SUPPLIED MATERIAL:
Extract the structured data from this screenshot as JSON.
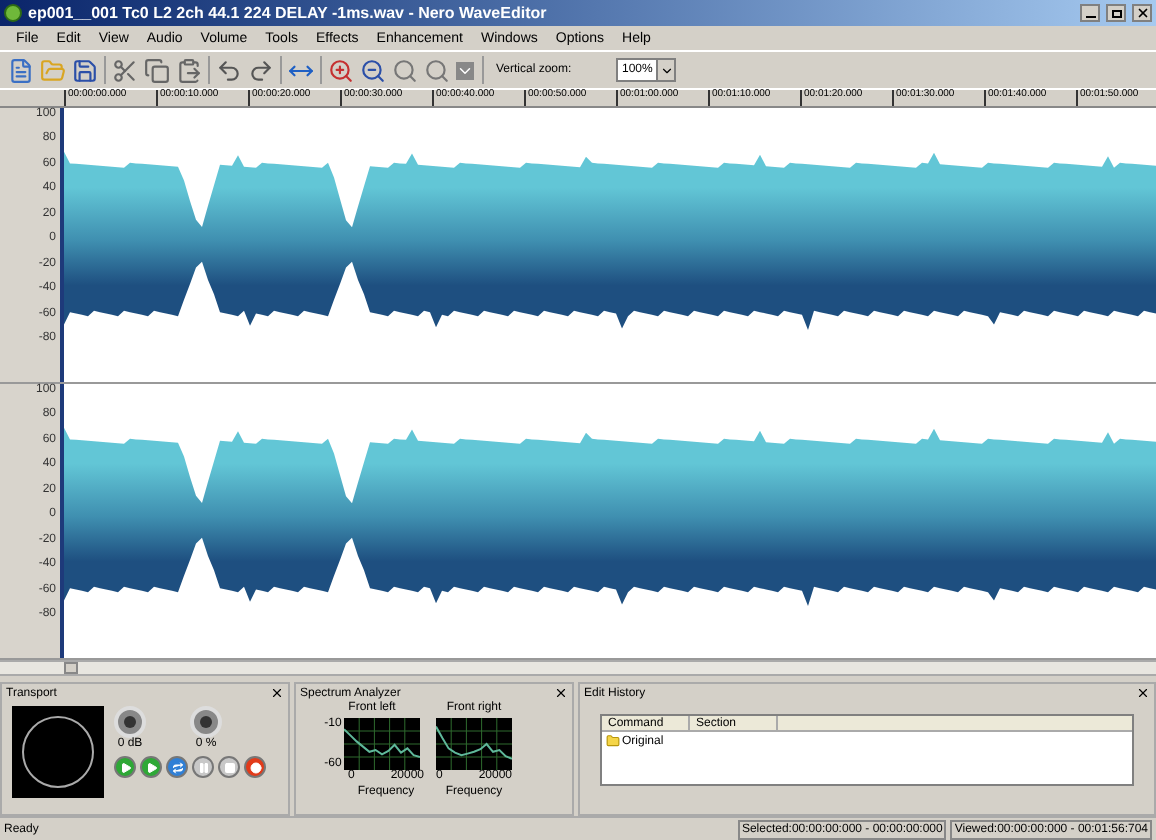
{
  "window": {
    "title": "ep001__001 Tc0 L2 2ch 44.1 224 DELAY -1ms.wav - Nero WaveEditor"
  },
  "menu": [
    "File",
    "Edit",
    "View",
    "Audio",
    "Volume",
    "Tools",
    "Effects",
    "Enhancement",
    "Windows",
    "Options",
    "Help"
  ],
  "toolbar": {
    "vertical_zoom_label": "Vertical zoom:",
    "vertical_zoom_value": "100%"
  },
  "ruler": [
    "00:00:00.000",
    "00:00:10.000",
    "00:00:20.000",
    "00:00:30.000",
    "00:00:40.000",
    "00:00:50.000",
    "00:01:00.000",
    "00:01:10.000",
    "00:01:20.000",
    "00:01:30.000",
    "00:01:40.000",
    "00:01:50.000"
  ],
  "channels": [
    {
      "axis": [
        "100",
        "80",
        "60",
        "40",
        "20",
        "0",
        "-20",
        "-40",
        "-60",
        "-80"
      ]
    },
    {
      "axis": [
        "100",
        "80",
        "60",
        "40",
        "20",
        "0",
        "-20",
        "-40",
        "-60",
        "-80"
      ]
    }
  ],
  "transport": {
    "title": "Transport",
    "volume": "0 dB",
    "pan": "0 %",
    "buttons": [
      {
        "kind": "play"
      },
      {
        "kind": "play-selection"
      },
      {
        "kind": "loop"
      },
      {
        "kind": "pause"
      },
      {
        "kind": "stop"
      },
      {
        "kind": "record"
      }
    ]
  },
  "spectrum": {
    "title": "Spectrum Analyzer",
    "charts": [
      {
        "title": "Front left",
        "y_ticks": [
          "-10",
          "-60"
        ],
        "x_ticks": [
          "0",
          "20000"
        ],
        "xlabel": "Frequency"
      },
      {
        "title": "Front right",
        "x_ticks": [
          "0",
          "20000"
        ],
        "xlabel": "Frequency"
      }
    ]
  },
  "history": {
    "title": "Edit History",
    "columns": [
      "Command",
      "Section"
    ],
    "rows": [
      {
        "command": "Original"
      }
    ]
  },
  "status_bar": {
    "message": "Ready",
    "selected": "Selected:00:00:00:000 - 00:00:00:000",
    "viewed": "Viewed:00:00:00:000 - 00:01:56:704"
  }
}
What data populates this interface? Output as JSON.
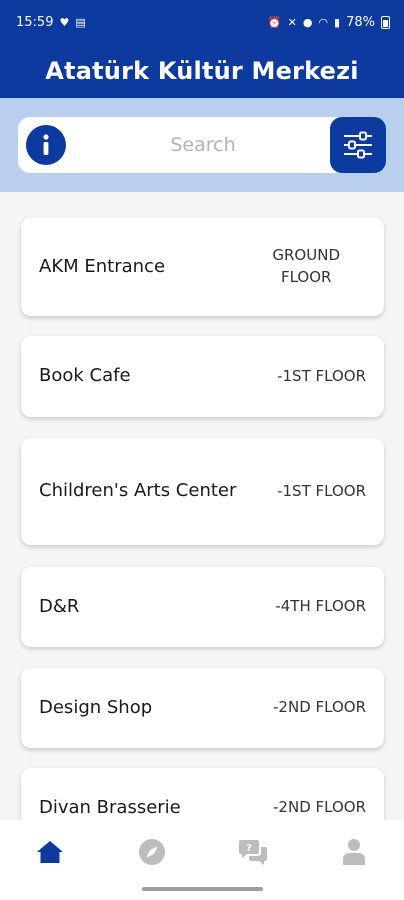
{
  "status_bar": {
    "time": "15:59",
    "battery": "78%"
  },
  "header": {
    "title": "Atatürk Kültür Merkezi"
  },
  "search": {
    "placeholder": "Search"
  },
  "locations": [
    {
      "name": "AKM Entrance",
      "floor": "GROUND\nFLOOR"
    },
    {
      "name": "Book Cafe",
      "floor": "-1ST FLOOR"
    },
    {
      "name": "Children's Arts Center",
      "floor": "-1ST FLOOR"
    },
    {
      "name": "D&R",
      "floor": "-4TH FLOOR"
    },
    {
      "name": "Design Shop",
      "floor": "-2ND FLOOR"
    },
    {
      "name": "Divan Brasserie",
      "floor": "-2ND FLOOR"
    }
  ],
  "bottom_nav": [
    {
      "icon": "home-icon",
      "active": true
    },
    {
      "icon": "compass-icon",
      "active": false
    },
    {
      "icon": "chat-help-icon",
      "active": false
    },
    {
      "icon": "profile-icon",
      "active": false
    }
  ],
  "colors": {
    "primary": "#0d3a9e",
    "search_band": "#b8d0ee",
    "inactive_icon": "#bdbdbd"
  }
}
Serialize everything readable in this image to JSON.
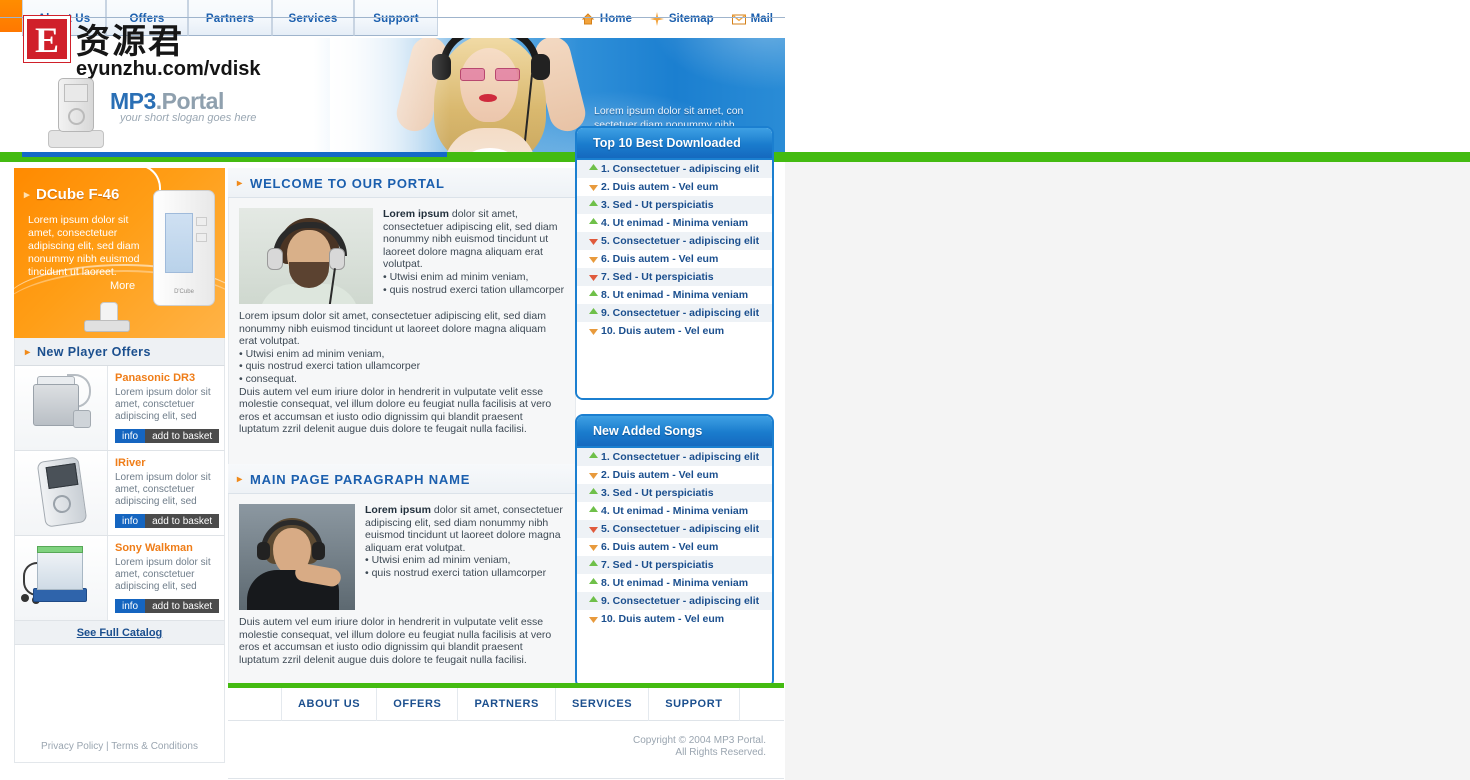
{
  "nav": {
    "tabs": [
      {
        "label": "About Us"
      },
      {
        "label": "Offers"
      },
      {
        "label": "Partners"
      },
      {
        "label": "Services"
      },
      {
        "label": "Support"
      }
    ],
    "utility": [
      {
        "label": "Home",
        "icon": "home-icon"
      },
      {
        "label": "Sitemap",
        "icon": "sitemap-icon"
      },
      {
        "label": "Mail",
        "icon": "mail-icon"
      }
    ]
  },
  "logo": {
    "badge_letter": "E",
    "cn_name": "资源君",
    "url": "eyunzhu.com/vdisk",
    "brand_main": "MP3",
    "brand_sub": ".Portal",
    "slogan": "your short slogan goes here"
  },
  "banner": {
    "text": "Lorem ipsum dolor sit amet, con sectetuer diam nonummy nibh euismod"
  },
  "promo": {
    "title": "DCube F-46",
    "body": "Lorem ipsum dolor sit amet, consectetuer adipiscing elit, sed diam nonummy nibh euismod tincidunt ut laoreet.",
    "more": "More",
    "device_label": "D'Cube"
  },
  "offers": {
    "heading": "New Player Offers",
    "items": [
      {
        "name": "Panasonic DR3",
        "desc": "Lorem ipsum dolor sit amet, consctetuer adipiscing elit, sed",
        "info": "info",
        "basket": "add to basket"
      },
      {
        "name": "IRiver",
        "desc": "Lorem ipsum dolor sit amet, consctetuer adipiscing elit, sed",
        "info": "info",
        "basket": "add to basket"
      },
      {
        "name": "Sony Walkman",
        "desc": "Lorem ipsum dolor sit amet, consctetuer adipiscing elit, sed",
        "info": "info",
        "basket": "add to basket"
      }
    ],
    "catalog_link": "See Full Catalog"
  },
  "left_legal": {
    "privacy": "Privacy Policy",
    "separator": " | ",
    "terms": "Terms & Conditions"
  },
  "panels": [
    {
      "heading": "WELCOME TO OUR PORTAL",
      "lead_bold": "Lorem ipsum",
      "lead_rest": " dolor sit amet, consectetuer adipiscing elit, sed diam nonummy nibh euismod tincidunt ut laoreet dolore magna aliquam erat volutpat.",
      "lead_bullets": "• Utwisi enim ad minim veniam,\n• quis nostrud exerci tation ullamcorper",
      "body": "Lorem ipsum dolor sit amet, consectetuer adipiscing elit, sed diam nonummy nibh euismod tincidunt ut laoreet dolore magna aliquam erat volutpat.\n• Utwisi enim ad minim veniam,\n• quis nostrud exerci tation ullamcorper\n• consequat.\nDuis autem vel eum iriure dolor in hendrerit in vulputate velit esse molestie consequat, vel illum dolore eu feugiat nulla facilisis at vero eros et accumsan et iusto odio dignissim qui blandit praesent luptatum zzril delenit augue duis dolore te feugait nulla facilisi."
    },
    {
      "heading": "MAIN PAGE PARAGRAPH NAME",
      "lead_bold": "Lorem ipsum",
      "lead_rest": " dolor sit amet, consectetuer adipiscing elit, sed diam nonummy nibh euismod tincidunt ut laoreet dolore magna aliquam erat volutpat.",
      "lead_bullets": "• Utwisi enim ad minim veniam,\n• quis nostrud exerci tation ullamcorper",
      "body": "Duis autem vel eum iriure dolor in hendrerit in vulputate velit esse molestie consequat, vel illum dolore eu feugiat nulla facilisis at vero eros et accumsan et iusto odio dignissim qui blandit praesent luptatum zzril delenit augue duis dolore te feugait nulla facilisi."
    }
  ],
  "top10": {
    "heading": "Top 10 Best Downloaded",
    "items": [
      {
        "label": "1. Consectetuer - adipiscing elit",
        "trend": "up"
      },
      {
        "label": "2. Duis autem - Vel eum",
        "trend": "down"
      },
      {
        "label": "3. Sed - Ut perspiciatis",
        "trend": "up"
      },
      {
        "label": "4. Ut enimad - Minima veniam",
        "trend": "up"
      },
      {
        "label": "5. Consectetuer - adipiscing elit",
        "trend": "down"
      },
      {
        "label": "6. Duis autem - Vel eum",
        "trend": "down"
      },
      {
        "label": "7. Sed - Ut perspiciatis",
        "trend": "down"
      },
      {
        "label": "8. Ut enimad - Minima veniam",
        "trend": "up"
      },
      {
        "label": "9. Consectetuer - adipiscing elit",
        "trend": "up"
      },
      {
        "label": "10. Duis autem - Vel eum",
        "trend": "down"
      }
    ]
  },
  "newsongs": {
    "heading": "New Added Songs",
    "items": [
      {
        "label": "1. Consectetuer - adipiscing elit",
        "trend": "up"
      },
      {
        "label": "2. Duis autem - Vel eum",
        "trend": "down"
      },
      {
        "label": "3. Sed - Ut perspiciatis",
        "trend": "up"
      },
      {
        "label": "4. Ut enimad - Minima veniam",
        "trend": "up"
      },
      {
        "label": "5. Consectetuer - adipiscing elit",
        "trend": "down"
      },
      {
        "label": "6. Duis autem - Vel eum",
        "trend": "down"
      },
      {
        "label": "7. Sed - Ut perspiciatis",
        "trend": "up"
      },
      {
        "label": "8. Ut enimad - Minima veniam",
        "trend": "up"
      },
      {
        "label": "9. Consectetuer - adipiscing elit",
        "trend": "up"
      },
      {
        "label": "10. Duis autem - Vel eum",
        "trend": "down"
      }
    ]
  },
  "footer": {
    "nav": [
      {
        "label": "ABOUT US"
      },
      {
        "label": "OFFERS"
      },
      {
        "label": "PARTNERS"
      },
      {
        "label": "SERVICES"
      },
      {
        "label": "SUPPORT"
      }
    ],
    "copyright_line1": "Copyright © 2004 MP3 Portal.",
    "copyright_line2": "All Rights Reserved."
  },
  "colors": {
    "accent_blue": "#1b7fd0",
    "accent_green": "#44bb11",
    "accent_orange": "#ff8a00",
    "link_blue": "#1b4f8e",
    "product_name": "#ef7d18"
  }
}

EXERCISE AIM:
Find every line that has "this" in it, then return those lines.

TASK OUTPUT:
Extract the structured data from this screenshot as JSON.
What data populates this interface? Output as JSON.
Serialize everything readable in this image to JSON.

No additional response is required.